[STORED DATA Boundary: Start]

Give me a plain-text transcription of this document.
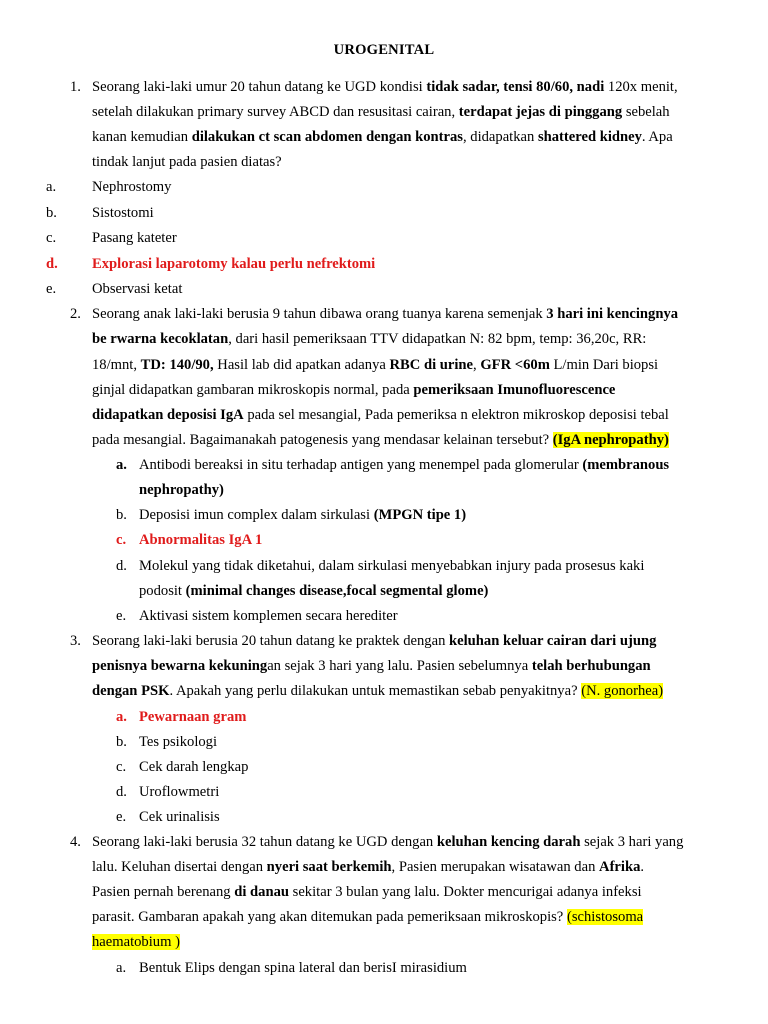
UROGENITAL
1. Seorang laki-laki umur 20 tahun datang ke UGD kondisi tidak sadar, tensi 80/60, nadi 120x menit,
setelah dilakukan primary survey ABCD dan resusitasi cairan, terdapat jejas di pinggang sebelah
kanan kemudian dilakukan ct scan abdomen dengan kontras, didapatkan shattered kidney. Apa
tindak lanjut pada pasien diatas?
a. Nephrostomy
b. Sistostomi
c. Pasang kateter
d. Explorasi laparotomy kalau perlu nefrektomi
e. Observasi ketat
2. Seorang anak laki-laki berusia 9 tahun dibawa orang tuanya karena semenjak 3 hari ini kencingnya
be rwarna kecoklatan, dari hasil pemeriksaan TTV didapatkan N: 82 bpm, temp: 36,20c, RR:
18/mnt, TD: 140/90, Hasil lab did apatkan adanya RBC di urine, GFR <60m L/min Dari biopsi
ginjal didapatkan gambaran mikroskopis normal, pada pemeriksaan Imunofluorescence
didapatkan deposisi IgA pada sel mesangial, Pada pemeriksa n elektron mikroskop deposisi tebal
pada mesangial. Bagaimanakah patogenesis yang mendasar kelainan tersebut? (IgA nephropathy)
a. Antibodi bereaksi in situ terhadap antigen yang menempel pada glomerular (membranous
nephropathy)
b. Deposisi imun complex dalam sirkulasi (MPGN tipe 1)
c. Abnormalitas IgA 1
d. Molekul yang tidak diketahui, dalam sirkulasi menyebabkan injury pada prosesus kaki
podosit (minimal changes disease,focal segmental glome)
e. Aktivasi sistem komplemen secara herediter
3. Seorang laki-laki berusia 20 tahun datang ke praktek dengan keluhan keluar cairan dari ujung
penisnya bewarna kekuningan sejak 3 hari yang lalu. Pasien sebelumnya telah berhubungan
dengan PSK. Apakah yang perlu dilakukan untuk memastikan sebab penyakitnya? (N. gonorhea)
a. Pewarnaan gram
b. Tes psikologi
c. Cek darah lengkap
d. Uroflowmetri
e. Cek urinalisis
4. Seorang laki-laki berusia 32 tahun datang ke UGD dengan keluhan kencing darah sejak 3 hari yang
lalu. Keluhan disertai dengan nyeri saat berkemih, Pasien merupakan wisatawan dan Afrika.
Pasien pernah berenang di danau sekitar 3 bulan yang lalu. Dokter mencurigai adanya infeksi
parasit. Gambaran apakah yang akan ditemukan pada pemeriksaan mikroskopis? (schistosoma
haematobium )
a. Bentuk Elips dengan spina lateral dan berisI mirasidium
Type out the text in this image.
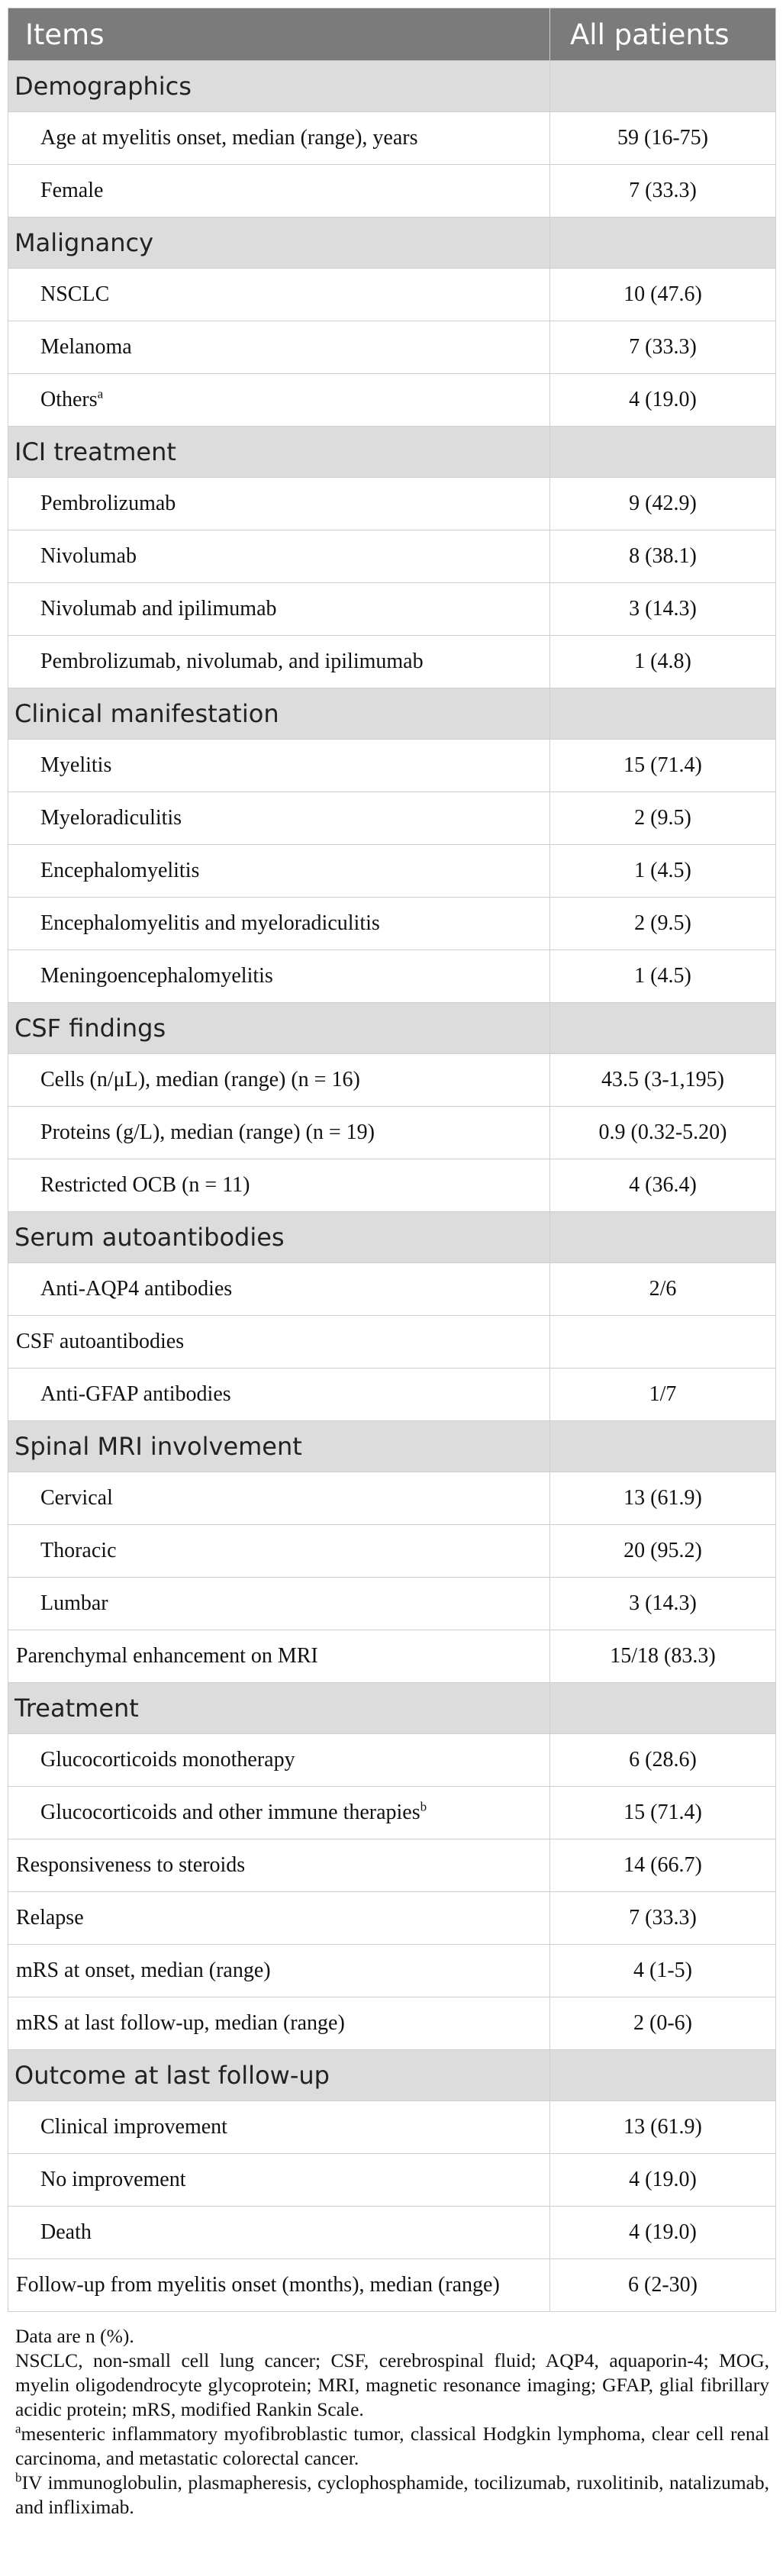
Items	All patients
Demographics	
Age at myelitis onset, median (range), years	59 (16-75)
Female	7 (33.3)
Malignancy	
NSCLC	10 (47.6)
Melanoma	7 (33.3)
Others$^a$	4 (19.0)
ICI treatment	
Pembrolizumab	9 (42.9)
Nivolumab	8 (38.1)
Nivolumab and ipilimumab	3 (14.3)
Pembrolizumab, nivolumab, and ipilimumab	1 (4.8)
Clinical manifestation	
Myelitis	15 (71.4)
Myeloradiculitis	2 (9.5)
Encephalomyelitis	1 (4.5)
Encephalomyelitis and myeloradiculitis	2 (9.5)
Meningoencephalomyelitis	1 (4.5)
CSF findings	
Cells (n/μL), median (range) (n = 16)	43.5 (3-1,195)
Proteins (g/L), median (range) (n = 19)	0.9 (0.32-5.20)
Restricted OCB (n = 11)	4 (36.4)
Serum autoantibodies	
Anti-AQP4 antibodies	2/6
CSF autoantibodies	
Anti-GFAP antibodies	1/7
Spinal MRI involvement	
Cervical	13 (61.9)
Thoracic	20 (95.2)
Lumbar	3 (14.3)
Parenchymal enhancement on MRI	15/18 (83.3)
Treatment	
Glucocorticoids monotherapy	6 (28.6)
Glucocorticoids and other immune therapies$^b$	15 (71.4)
Responsiveness to steroids	14 (66.7)
Relapse	7 (33.3)
mRS at onset, median (range)	4 (1-5)
mRS at last follow-up, median (range)	2 (0-6)
Outcome at last follow-up	
Clinical improvement	13 (61.9)
No improvement	4 (19.0)
Death	4 (19.0)
Follow-up from myelitis onset (months), median (range)	6 (2-30)

Data are n (%).

NSCLC, non-small cell lung cancer; CSF, cerebrospinal fluid; AQP4, aquaporin-4; MOG, myelin oligodendrocyte glycoprotein; MRI, magnetic resonance imaging; GFAP, glial fibrillary acidic protein; mRS, modified Rankin Scale.

$^a$mesenteric inflammatory myofibroblastic tumor, classical Hodgkin lymphoma, clear cell renal carcinoma, and metastatic colorectal cancer.

$^b$IV immunoglobulin, plasmapheresis, cyclophosphamide, tocilizumab, ruxolitinib, natalizumab, and infliximab.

[STORED DATA Boundary: End]

- **AIM OF THE EXERCISE**:
A faithful copy is needed: reproduce all of the data above, leaving the pictures out.

- **OUTPUT FOR THIS TASK**:
Give me a plain-text transcription of this document.
UROGENITAL
1. Seorang laki-laki umur 20 tahun datang ke UGD kondisi tidak sadar, tensi 80/60, nadi 120x menit,
setelah dilakukan primary survey ABCD dan resusitasi cairan, terdapat jejas di pinggang sebelah
kanan kemudian dilakukan ct scan abdomen dengan kontras, didapatkan shattered kidney. Apa
tindak lanjut pada pasien diatas?
a. Nephrostomy
b. Sistostomi
c. Pasang kateter
d. Explorasi laparotomy kalau perlu nefrektomi
e. Observasi ketat
2. Seorang anak laki-laki berusia 9 tahun dibawa orang tuanya karena semenjak 3 hari ini kencingnya
be rwarna kecoklatan, dari hasil pemeriksaan TTV didapatkan N: 82 bpm, temp: 36,20c, RR:
18/mnt, TD: 140/90, Hasil lab did apatkan adanya RBC di urine, GFR <60m L/min Dari biopsi
ginjal didapatkan gambaran mikroskopis normal, pada pemeriksaan Imunofluorescence
didapatkan deposisi IgA pada sel mesangial, Pada pemeriksa n elektron mikroskop deposisi tebal
pada mesangial. Bagaimanakah patogenesis yang mendasar kelainan tersebut? (IgA nephropathy)
a. Antibodi bereaksi in situ terhadap antigen yang menempel pada glomerular (membranous
nephropathy)
b. Deposisi imun complex dalam sirkulasi (MPGN tipe 1)
c. Abnormalitas IgA 1
d. Molekul yang tidak diketahui, dalam sirkulasi menyebabkan injury pada prosesus kaki
podosit (minimal changes disease,focal segmental glome)
e. Aktivasi sistem komplemen secara herediter
3. Seorang laki-laki berusia 20 tahun datang ke praktek dengan keluhan keluar cairan dari ujung
penisnya bewarna kekuningan sejak 3 hari yang lalu. Pasien sebelumnya telah berhubungan
dengan PSK. Apakah yang perlu dilakukan untuk memastikan sebab penyakitnya? (N. gonorhea)
a. Pewarnaan gram
b. Tes psikologi
c. Cek darah lengkap
d. Uroflowmetri
e. Cek urinalisis
4. Seorang laki-laki berusia 32 tahun datang ke UGD dengan keluhan kencing darah sejak 3 hari yang
lalu. Keluhan disertai dengan nyeri saat berkemih, Pasien merupakan wisatawan dan Afrika.
Pasien pernah berenang di danau sekitar 3 bulan yang lalu. Dokter mencurigai adanya infeksi
parasit. Gambaran apakah yang akan ditemukan pada pemeriksaan mikroskopis? (schistosoma
haematobium )
a. Bentuk Elips dengan spina lateral dan berisI mirasidium
Type out the text in this image.
Items	All patients
Demographics	
Age at myelitis onset, median (range), years	59 (16-75)
Female	7 (33.3)
Malignancy	
NSCLC	10 (47.6)
Melanoma	7 (33.3)
Others$^a$	4 (19.0)
ICI treatment	
Pembrolizumab	9 (42.9)
Nivolumab	8 (38.1)
Nivolumab and ipilimumab	3 (14.3)
Pembrolizumab, nivolumab, and ipilimumab	1 (4.8)
Clinical manifestation	
Myelitis	15 (71.4)
Myeloradiculitis	2 (9.5)
Encephalomyelitis	1 (4.5)
Encephalomyelitis and myeloradiculitis	2 (9.5)
Meningoencephalomyelitis	1 (4.5)
CSF findings	
Cells (n/μL), median (range) (n = 16)	43.5 (3-1,195)
Proteins (g/L), median (range) (n = 19)	0.9 (0.32-5.20)
Restricted OCB (n = 11)	4 (36.4)
Serum autoantibodies	
Anti-AQP4 antibodies	2/6
CSF autoantibodies	
Anti-GFAP antibodies	1/7
Spinal MRI involvement	
Cervical	13 (61.9)
Thoracic	20 (95.2)
Lumbar	3 (14.3)
Parenchymal enhancement on MRI	15/18 (83.3)
Treatment	
Glucocorticoids monotherapy	6 (28.6)
Glucocorticoids and other immune therapies$^b$	15 (71.4)
Responsiveness to steroids	14 (66.7)
Relapse	7 (33.3)
mRS at onset, median (range)	4 (1-5)
mRS at last follow-up, median (range)	2 (0-6)
Outcome at last follow-up	
Clinical improvement	13 (61.9)
No improvement	4 (19.0)
Death	4 (19.0)
Follow-up from myelitis onset (months), median (range)	6 (2-30)

Data are n (%).

NSCLC, non-small cell lung cancer; CSF, cerebrospinal fluid; AQP4, aquaporin-4; MOG, myelin oligodendrocyte glycoprotein; MRI, magnetic resonance imaging; GFAP, glial fibrillary acidic protein; mRS, modified Rankin Scale.

$^a$mesenteric inflammatory myofibroblastic tumor, classical Hodgkin lymphoma, clear cell renal carcinoma, and metastatic colorectal cancer.

$^b$IV immunoglobulin, plasmapheresis, cyclophosphamide, tocilizumab, ruxolitinib, natalizumab, and infliximab.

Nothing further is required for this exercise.